GIVEN TASK :: Across the listing below, how many lines hold "color"? Reply with the number by itself.

PROVIDED RECORDS ::
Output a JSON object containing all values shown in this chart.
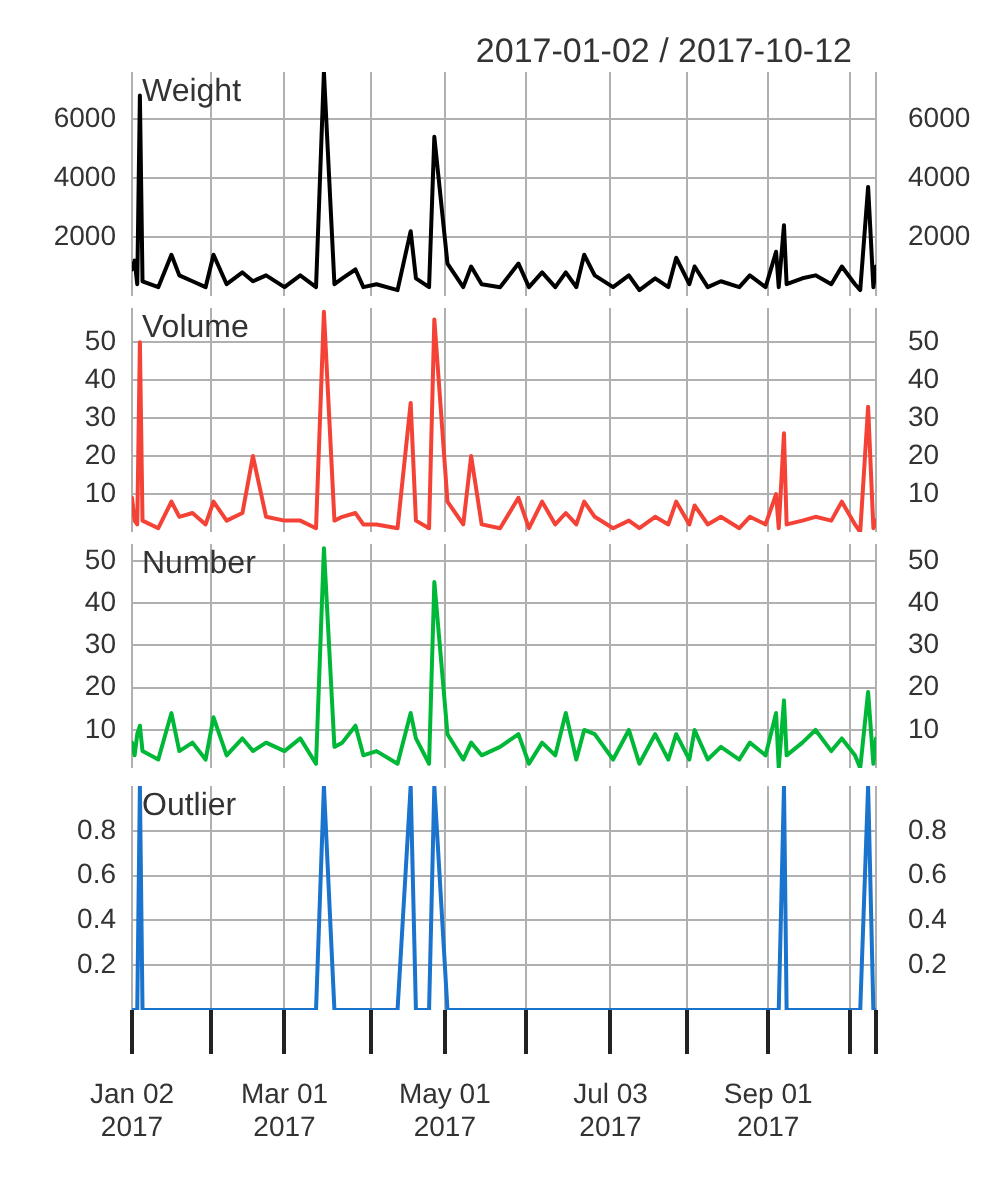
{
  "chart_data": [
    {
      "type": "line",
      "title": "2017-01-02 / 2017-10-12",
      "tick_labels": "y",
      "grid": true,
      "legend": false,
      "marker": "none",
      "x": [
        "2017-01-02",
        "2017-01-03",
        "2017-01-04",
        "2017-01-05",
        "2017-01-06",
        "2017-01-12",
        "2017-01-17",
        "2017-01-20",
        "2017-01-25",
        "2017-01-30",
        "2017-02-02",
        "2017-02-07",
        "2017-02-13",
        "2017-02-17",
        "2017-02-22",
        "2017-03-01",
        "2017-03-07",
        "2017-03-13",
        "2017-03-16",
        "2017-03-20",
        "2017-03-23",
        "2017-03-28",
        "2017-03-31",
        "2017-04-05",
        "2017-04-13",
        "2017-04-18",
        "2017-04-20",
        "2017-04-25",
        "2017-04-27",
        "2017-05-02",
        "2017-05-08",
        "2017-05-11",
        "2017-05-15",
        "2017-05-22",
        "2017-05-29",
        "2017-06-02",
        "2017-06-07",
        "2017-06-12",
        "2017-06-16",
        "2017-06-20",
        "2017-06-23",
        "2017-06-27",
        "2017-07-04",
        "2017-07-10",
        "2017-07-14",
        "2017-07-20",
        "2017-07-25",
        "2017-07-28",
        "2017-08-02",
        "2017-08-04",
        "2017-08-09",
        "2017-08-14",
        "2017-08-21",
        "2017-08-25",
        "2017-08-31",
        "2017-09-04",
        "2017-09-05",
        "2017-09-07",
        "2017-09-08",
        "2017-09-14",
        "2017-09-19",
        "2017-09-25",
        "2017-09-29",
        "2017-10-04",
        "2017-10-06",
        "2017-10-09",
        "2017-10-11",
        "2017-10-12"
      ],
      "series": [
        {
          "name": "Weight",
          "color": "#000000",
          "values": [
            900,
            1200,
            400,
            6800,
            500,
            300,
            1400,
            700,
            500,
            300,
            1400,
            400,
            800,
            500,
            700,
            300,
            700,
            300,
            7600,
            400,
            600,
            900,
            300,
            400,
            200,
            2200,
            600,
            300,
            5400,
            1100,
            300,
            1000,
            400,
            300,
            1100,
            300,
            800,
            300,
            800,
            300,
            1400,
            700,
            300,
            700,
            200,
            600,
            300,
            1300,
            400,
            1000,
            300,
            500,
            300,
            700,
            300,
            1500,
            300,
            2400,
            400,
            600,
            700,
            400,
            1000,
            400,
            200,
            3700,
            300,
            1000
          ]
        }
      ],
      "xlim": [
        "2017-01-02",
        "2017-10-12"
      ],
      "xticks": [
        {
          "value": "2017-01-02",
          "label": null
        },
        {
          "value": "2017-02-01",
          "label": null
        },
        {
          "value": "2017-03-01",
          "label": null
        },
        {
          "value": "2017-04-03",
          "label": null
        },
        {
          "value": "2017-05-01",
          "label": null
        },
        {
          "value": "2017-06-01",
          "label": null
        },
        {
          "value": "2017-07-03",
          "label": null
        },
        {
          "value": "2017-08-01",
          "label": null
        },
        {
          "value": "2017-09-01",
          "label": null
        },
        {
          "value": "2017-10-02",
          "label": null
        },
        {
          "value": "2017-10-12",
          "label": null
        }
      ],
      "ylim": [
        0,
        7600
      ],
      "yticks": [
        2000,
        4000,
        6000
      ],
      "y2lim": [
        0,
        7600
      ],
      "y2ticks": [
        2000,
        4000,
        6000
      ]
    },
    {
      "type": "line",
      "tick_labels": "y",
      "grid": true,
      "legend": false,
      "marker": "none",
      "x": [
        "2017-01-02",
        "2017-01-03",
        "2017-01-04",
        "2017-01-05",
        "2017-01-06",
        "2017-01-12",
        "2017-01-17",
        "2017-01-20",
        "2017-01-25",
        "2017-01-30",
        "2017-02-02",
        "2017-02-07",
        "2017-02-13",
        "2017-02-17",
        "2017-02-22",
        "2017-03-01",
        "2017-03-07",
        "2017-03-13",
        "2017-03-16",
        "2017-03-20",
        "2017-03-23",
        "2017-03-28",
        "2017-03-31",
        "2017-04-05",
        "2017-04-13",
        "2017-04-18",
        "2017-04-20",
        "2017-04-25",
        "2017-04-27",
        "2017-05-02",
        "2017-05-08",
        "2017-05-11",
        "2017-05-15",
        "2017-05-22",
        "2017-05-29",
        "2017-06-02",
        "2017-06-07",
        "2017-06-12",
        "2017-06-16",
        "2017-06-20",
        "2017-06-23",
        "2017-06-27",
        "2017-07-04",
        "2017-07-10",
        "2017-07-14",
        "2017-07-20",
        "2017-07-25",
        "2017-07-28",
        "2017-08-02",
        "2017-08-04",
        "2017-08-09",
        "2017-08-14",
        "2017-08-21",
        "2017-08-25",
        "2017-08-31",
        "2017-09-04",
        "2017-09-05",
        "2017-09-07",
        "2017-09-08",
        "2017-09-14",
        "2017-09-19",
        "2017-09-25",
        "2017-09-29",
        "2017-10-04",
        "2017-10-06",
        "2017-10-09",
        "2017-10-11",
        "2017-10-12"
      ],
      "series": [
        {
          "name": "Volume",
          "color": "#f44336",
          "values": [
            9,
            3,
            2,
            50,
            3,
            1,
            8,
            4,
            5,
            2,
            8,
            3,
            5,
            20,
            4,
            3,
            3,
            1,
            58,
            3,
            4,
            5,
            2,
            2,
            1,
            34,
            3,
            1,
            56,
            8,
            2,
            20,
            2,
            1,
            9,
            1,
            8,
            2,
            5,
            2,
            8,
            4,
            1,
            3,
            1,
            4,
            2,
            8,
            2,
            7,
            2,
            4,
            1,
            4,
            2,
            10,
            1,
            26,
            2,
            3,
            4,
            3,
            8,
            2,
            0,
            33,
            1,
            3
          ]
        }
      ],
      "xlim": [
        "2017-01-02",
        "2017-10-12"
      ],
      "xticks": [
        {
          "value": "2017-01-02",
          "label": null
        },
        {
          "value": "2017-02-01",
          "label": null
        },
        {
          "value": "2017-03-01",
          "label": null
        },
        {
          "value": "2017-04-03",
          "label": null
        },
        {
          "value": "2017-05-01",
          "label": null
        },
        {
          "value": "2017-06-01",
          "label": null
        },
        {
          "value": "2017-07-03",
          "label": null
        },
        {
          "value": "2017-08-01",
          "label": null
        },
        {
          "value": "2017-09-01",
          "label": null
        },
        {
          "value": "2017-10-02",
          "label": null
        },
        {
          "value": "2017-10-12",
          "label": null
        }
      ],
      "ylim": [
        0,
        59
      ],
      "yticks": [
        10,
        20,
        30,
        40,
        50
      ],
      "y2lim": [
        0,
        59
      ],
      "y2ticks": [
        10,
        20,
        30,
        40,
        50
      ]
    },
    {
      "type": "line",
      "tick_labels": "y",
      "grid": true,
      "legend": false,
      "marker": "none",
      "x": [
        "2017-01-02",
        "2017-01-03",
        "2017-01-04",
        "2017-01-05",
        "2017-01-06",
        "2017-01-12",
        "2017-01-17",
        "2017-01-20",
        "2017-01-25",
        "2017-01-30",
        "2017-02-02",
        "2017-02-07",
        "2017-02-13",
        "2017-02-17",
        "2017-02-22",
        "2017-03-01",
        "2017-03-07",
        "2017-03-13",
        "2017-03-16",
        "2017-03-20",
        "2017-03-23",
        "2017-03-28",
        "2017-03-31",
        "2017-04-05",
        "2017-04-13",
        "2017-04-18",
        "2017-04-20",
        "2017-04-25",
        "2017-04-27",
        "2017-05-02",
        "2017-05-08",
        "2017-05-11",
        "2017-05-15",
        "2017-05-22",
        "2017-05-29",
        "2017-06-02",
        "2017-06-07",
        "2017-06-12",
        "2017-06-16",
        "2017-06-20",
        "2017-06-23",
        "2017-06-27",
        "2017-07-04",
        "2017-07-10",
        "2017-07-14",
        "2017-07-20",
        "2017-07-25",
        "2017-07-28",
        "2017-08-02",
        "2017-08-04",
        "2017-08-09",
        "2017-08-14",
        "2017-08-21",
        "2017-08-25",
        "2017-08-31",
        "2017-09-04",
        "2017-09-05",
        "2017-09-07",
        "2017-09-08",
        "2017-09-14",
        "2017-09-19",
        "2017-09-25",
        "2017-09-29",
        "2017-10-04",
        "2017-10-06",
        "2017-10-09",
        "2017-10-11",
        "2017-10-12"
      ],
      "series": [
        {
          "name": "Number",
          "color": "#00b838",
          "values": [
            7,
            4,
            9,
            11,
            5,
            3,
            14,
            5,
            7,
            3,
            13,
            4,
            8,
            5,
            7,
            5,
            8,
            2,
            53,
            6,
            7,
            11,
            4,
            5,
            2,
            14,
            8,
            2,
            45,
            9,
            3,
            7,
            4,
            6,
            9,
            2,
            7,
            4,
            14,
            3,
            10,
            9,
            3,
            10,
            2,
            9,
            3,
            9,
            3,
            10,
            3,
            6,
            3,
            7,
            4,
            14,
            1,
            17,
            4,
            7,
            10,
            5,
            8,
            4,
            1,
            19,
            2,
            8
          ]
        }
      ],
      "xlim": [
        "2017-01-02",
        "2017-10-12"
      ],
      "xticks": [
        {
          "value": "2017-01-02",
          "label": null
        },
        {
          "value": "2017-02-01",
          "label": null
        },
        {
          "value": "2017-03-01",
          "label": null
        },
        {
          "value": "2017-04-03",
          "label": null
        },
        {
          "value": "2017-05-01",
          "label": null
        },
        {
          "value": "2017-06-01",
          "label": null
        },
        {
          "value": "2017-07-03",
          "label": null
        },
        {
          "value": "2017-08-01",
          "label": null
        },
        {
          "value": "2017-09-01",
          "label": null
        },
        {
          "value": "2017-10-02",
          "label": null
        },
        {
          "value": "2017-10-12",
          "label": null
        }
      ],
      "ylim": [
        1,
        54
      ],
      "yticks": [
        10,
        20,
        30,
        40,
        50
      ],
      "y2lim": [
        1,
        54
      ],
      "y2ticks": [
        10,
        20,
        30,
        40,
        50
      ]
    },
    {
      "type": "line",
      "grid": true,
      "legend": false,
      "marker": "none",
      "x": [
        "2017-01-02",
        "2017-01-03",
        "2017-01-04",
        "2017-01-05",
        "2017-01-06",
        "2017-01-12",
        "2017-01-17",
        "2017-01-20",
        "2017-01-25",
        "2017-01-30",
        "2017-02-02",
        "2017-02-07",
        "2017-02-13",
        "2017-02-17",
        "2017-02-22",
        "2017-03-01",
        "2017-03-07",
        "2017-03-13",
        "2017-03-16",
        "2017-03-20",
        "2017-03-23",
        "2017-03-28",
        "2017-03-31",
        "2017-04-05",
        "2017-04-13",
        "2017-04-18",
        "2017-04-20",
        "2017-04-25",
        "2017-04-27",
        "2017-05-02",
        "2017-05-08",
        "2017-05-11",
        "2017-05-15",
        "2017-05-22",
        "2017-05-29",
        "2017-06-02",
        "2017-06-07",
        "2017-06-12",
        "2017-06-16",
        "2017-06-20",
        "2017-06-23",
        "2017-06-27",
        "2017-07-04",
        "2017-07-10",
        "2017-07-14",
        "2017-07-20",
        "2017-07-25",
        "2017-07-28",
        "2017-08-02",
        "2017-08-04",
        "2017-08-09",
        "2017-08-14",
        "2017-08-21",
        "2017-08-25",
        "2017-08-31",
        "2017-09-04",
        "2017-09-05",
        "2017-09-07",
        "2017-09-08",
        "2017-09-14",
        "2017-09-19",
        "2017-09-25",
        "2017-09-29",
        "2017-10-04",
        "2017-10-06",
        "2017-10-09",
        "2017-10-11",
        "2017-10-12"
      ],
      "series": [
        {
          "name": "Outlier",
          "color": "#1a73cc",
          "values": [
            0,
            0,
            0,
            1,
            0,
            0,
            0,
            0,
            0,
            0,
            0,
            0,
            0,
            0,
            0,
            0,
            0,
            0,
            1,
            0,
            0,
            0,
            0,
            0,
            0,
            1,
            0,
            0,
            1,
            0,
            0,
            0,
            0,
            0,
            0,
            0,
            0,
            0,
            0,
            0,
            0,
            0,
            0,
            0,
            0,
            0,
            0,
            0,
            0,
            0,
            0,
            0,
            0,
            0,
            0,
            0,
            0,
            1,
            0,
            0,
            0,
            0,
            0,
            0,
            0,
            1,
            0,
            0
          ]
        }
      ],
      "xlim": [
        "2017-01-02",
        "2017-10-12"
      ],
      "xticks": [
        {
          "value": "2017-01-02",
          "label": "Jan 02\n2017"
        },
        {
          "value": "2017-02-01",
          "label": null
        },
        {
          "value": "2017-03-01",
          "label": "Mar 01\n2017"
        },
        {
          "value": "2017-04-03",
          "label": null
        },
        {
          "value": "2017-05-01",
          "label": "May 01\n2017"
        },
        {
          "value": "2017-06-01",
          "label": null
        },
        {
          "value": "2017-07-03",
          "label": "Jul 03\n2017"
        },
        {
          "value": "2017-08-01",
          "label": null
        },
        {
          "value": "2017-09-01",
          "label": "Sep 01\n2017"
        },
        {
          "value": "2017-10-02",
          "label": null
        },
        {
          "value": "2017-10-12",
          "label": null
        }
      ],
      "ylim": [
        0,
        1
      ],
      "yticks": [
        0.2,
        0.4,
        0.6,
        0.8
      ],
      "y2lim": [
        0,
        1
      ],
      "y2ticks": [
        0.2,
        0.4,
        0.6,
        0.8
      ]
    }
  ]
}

RESPONSE TO THE TASK :: 4